*GOAL OF THE EXERCISE*:
Reproduce the records verbatim from the first line up to and including the line with "Extract all elements". Leave the pictures out.

++++++++++++++++++++

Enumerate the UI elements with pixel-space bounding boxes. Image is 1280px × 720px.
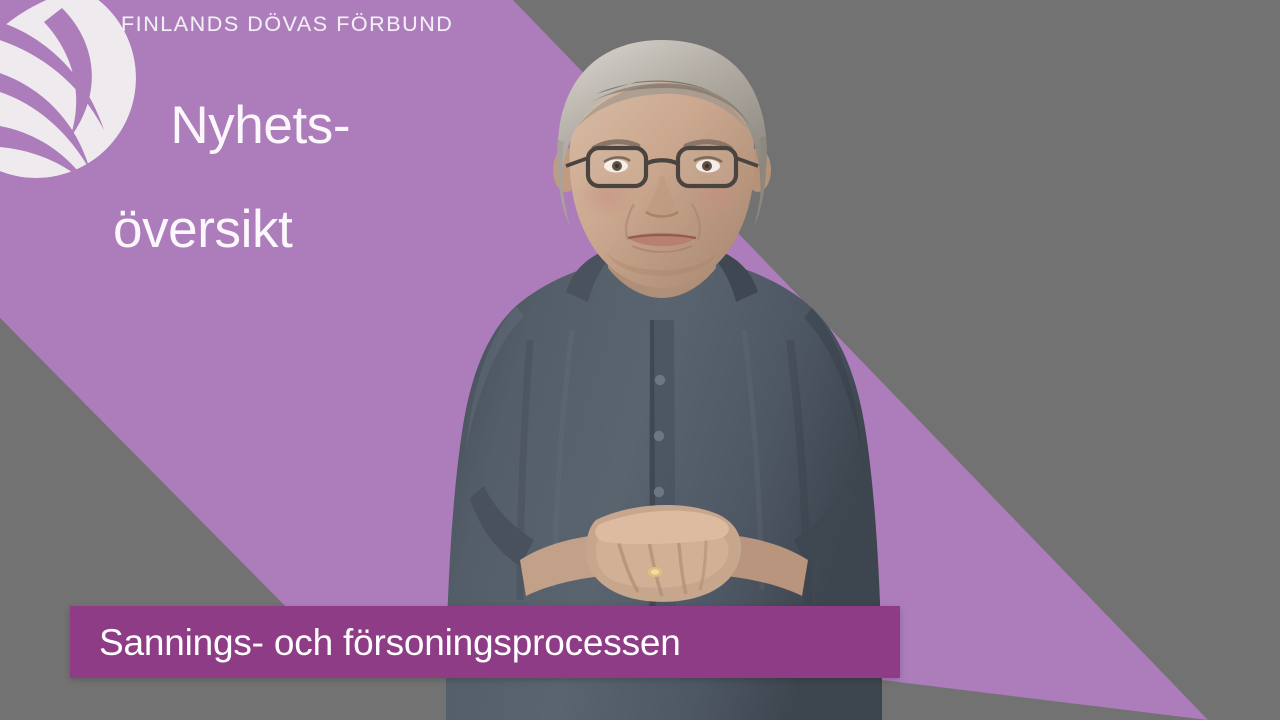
page-title: Nyhets- översikt [113,48,350,360]
organization-kicker: FINLANDS DÖVAS FÖRBUND [121,12,453,37]
video-frame: FINLANDS DÖVAS FÖRBUND Nyhets- översikt [0,0,1280,720]
page-title-line1: Nyhets- [170,96,350,155]
page-title-line2: översikt [113,204,350,256]
caption-bar: Sannings- och försoningsprocessen [70,606,900,678]
caption-text: Sannings- och försoningsprocessen [70,624,681,661]
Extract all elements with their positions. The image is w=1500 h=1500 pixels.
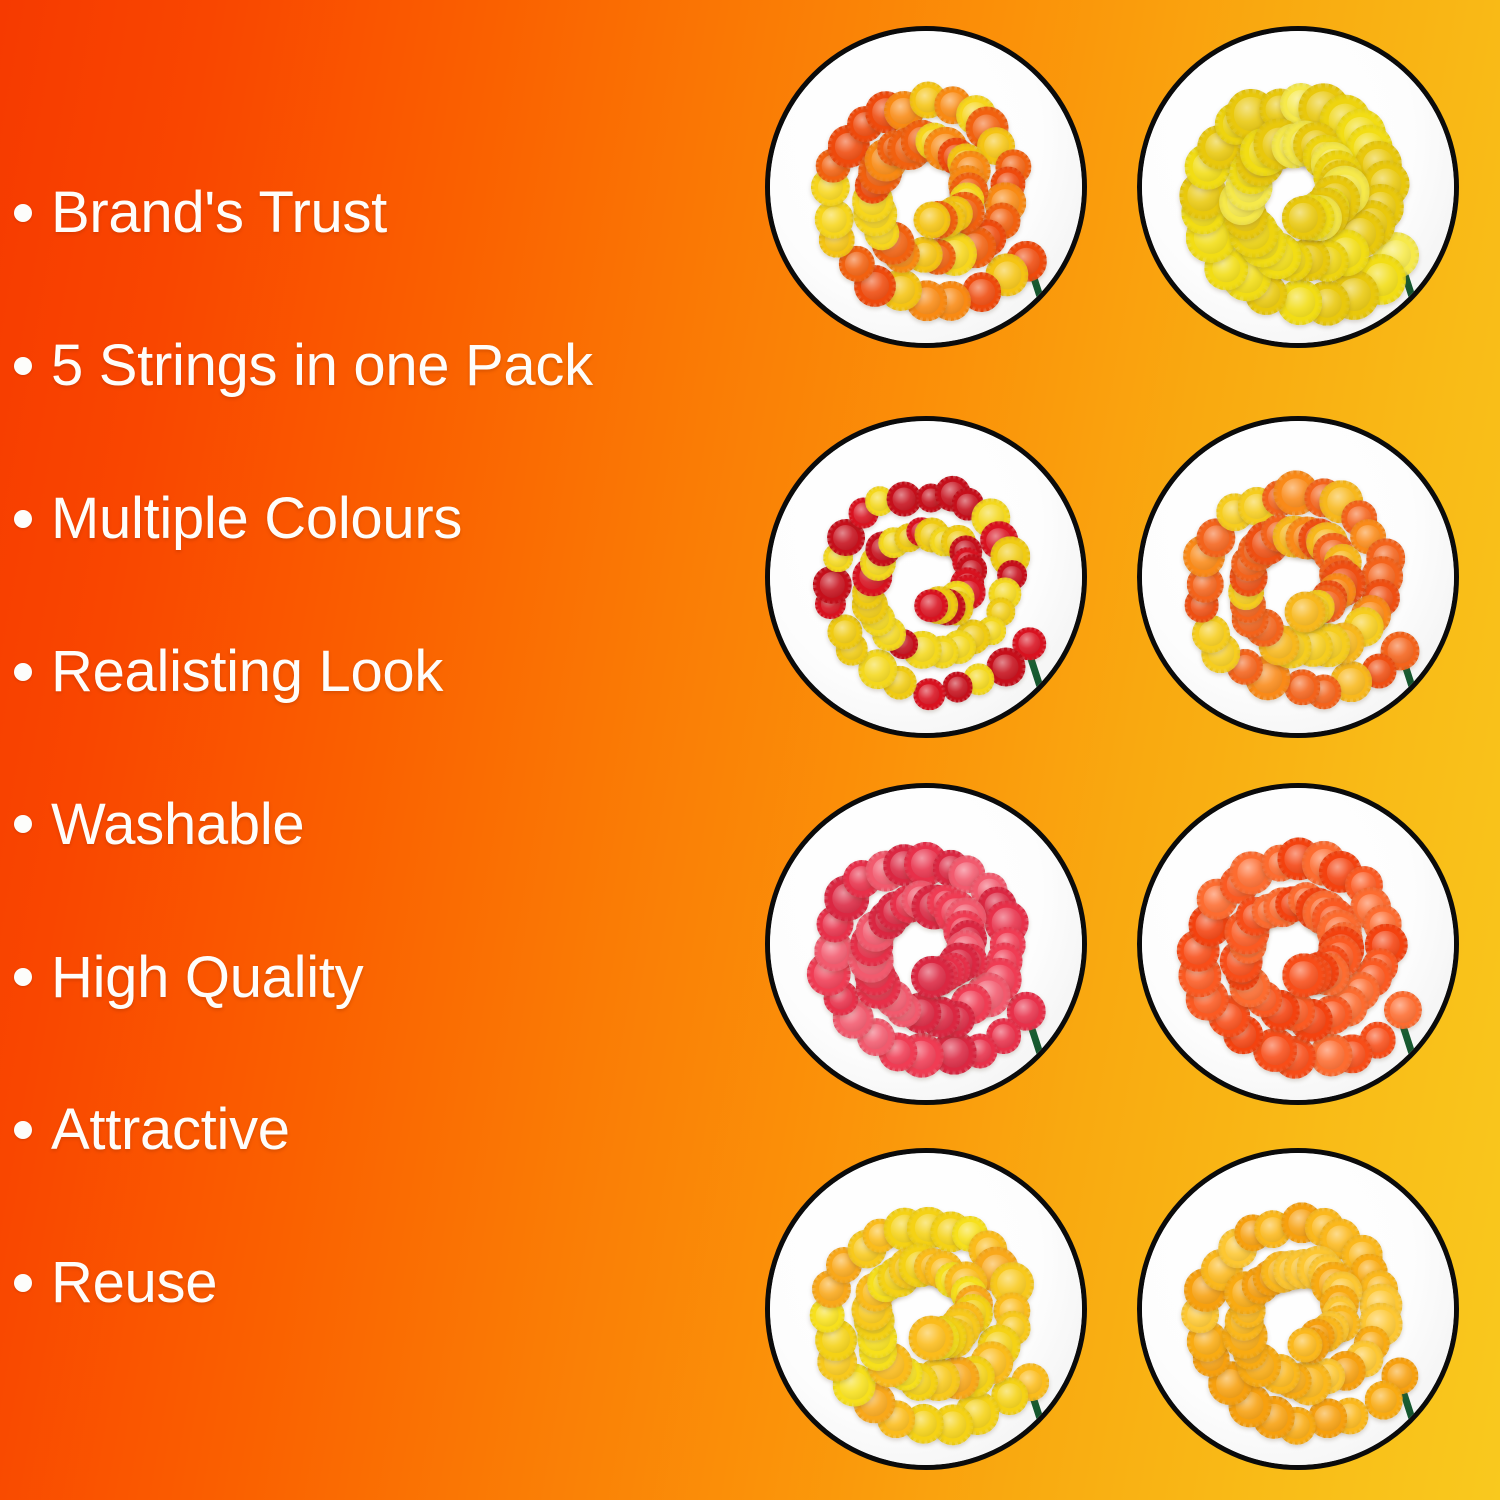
feature-item-washable: Washable xyxy=(0,789,745,859)
marigold-flower xyxy=(815,200,854,239)
bullet-dot-icon xyxy=(14,815,32,833)
feature-bullet-list: Brand's Trust 5 Strings in one Pack Mult… xyxy=(0,178,745,1318)
marigold-flower xyxy=(1288,1327,1323,1362)
marigold-flower xyxy=(1282,953,1326,997)
product-photo-pink-crimson-marigold-garland xyxy=(765,783,1087,1105)
garland-image xyxy=(770,31,1082,343)
garland-image xyxy=(770,1153,1082,1465)
product-photo-orange-yellow-dense-marigold-garland xyxy=(1137,416,1459,738)
garland-image xyxy=(1142,788,1454,1100)
feature-label: Realisting Look xyxy=(51,642,443,701)
feature-item-reuse: Reuse xyxy=(0,1248,745,1318)
bullet-dot-icon xyxy=(14,204,32,222)
feature-label: 5 Strings in one Pack xyxy=(51,336,593,395)
product-feature-graphic: Brand's Trust 5 Strings in one Pack Mult… xyxy=(0,0,1500,1500)
product-photo-orange-marigold-garland xyxy=(1137,783,1459,1105)
bullet-dot-icon xyxy=(14,1121,32,1139)
garland-image xyxy=(770,421,1082,733)
marigold-flower xyxy=(913,678,944,709)
product-photo-yellow-marigold-garland xyxy=(1137,26,1459,348)
product-photo-red-yellow-pompom-garland xyxy=(765,416,1087,738)
product-photo-gallery xyxy=(765,26,1470,1476)
feature-item-five-strings: 5 Strings in one Pack xyxy=(0,331,745,401)
feature-label: High Quality xyxy=(51,948,363,1007)
marigold-flower xyxy=(914,589,948,623)
garland-image xyxy=(1142,31,1454,343)
marigold-flower xyxy=(1365,1381,1403,1419)
feature-label: Multiple Colours xyxy=(51,489,462,548)
marigold-flower xyxy=(942,672,973,703)
feature-item-multiple-colours: Multiple Colours xyxy=(0,484,745,554)
bullet-dot-icon xyxy=(14,357,32,375)
feature-label: Reuse xyxy=(51,1253,217,1312)
garland-image xyxy=(1142,421,1454,733)
feature-item-brands-trust: Brand's Trust xyxy=(0,178,745,248)
bullet-dot-icon xyxy=(14,663,32,681)
product-photo-yellow-orange-mixed-marigold-garland xyxy=(765,26,1087,348)
product-photo-yellow-golden-marigold-garland xyxy=(765,1148,1087,1470)
marigold-flower xyxy=(914,201,951,238)
marigold-flower xyxy=(909,1316,954,1361)
product-photo-golden-amber-marigold-garland xyxy=(1137,1148,1459,1470)
feature-item-high-quality: High Quality xyxy=(0,942,745,1012)
garland-image xyxy=(770,788,1082,1100)
feature-label: Washable xyxy=(51,795,304,854)
feature-label: Attractive xyxy=(51,1100,290,1159)
marigold-flower xyxy=(1384,991,1422,1029)
feature-item-realisting-look: Realisting Look xyxy=(0,637,745,707)
garland-image xyxy=(1142,1153,1454,1465)
feature-item-attractive: Attractive xyxy=(0,1095,745,1165)
marigold-flower xyxy=(1285,592,1326,633)
feature-label: Brand's Trust xyxy=(51,183,387,242)
bullet-dot-icon xyxy=(14,1274,32,1292)
bullet-dot-icon xyxy=(14,968,32,986)
bullet-dot-icon xyxy=(14,510,32,528)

++++++++++++++++++++

*RESULT OF THE EXERCISE*:
Enumerate the UI elements with pixel-space bounding boxes. Image is 1280px × 720px.
page-title: Nyhets- översikt [113,48,350,360]
organization-kicker: FINLANDS DÖVAS FÖRBUND [121,12,453,37]
video-frame: FINLANDS DÖVAS FÖRBUND Nyhets- översikt [0,0,1280,720]
page-title-line1: Nyhets- [170,96,350,155]
page-title-line2: översikt [113,204,350,256]
caption-bar: Sannings- och försoningsprocessen [70,606,900,678]
caption-text: Sannings- och försoningsprocessen [70,624,681,661]
Extract all elements with their positions. The image is w=1500 h=1500 pixels.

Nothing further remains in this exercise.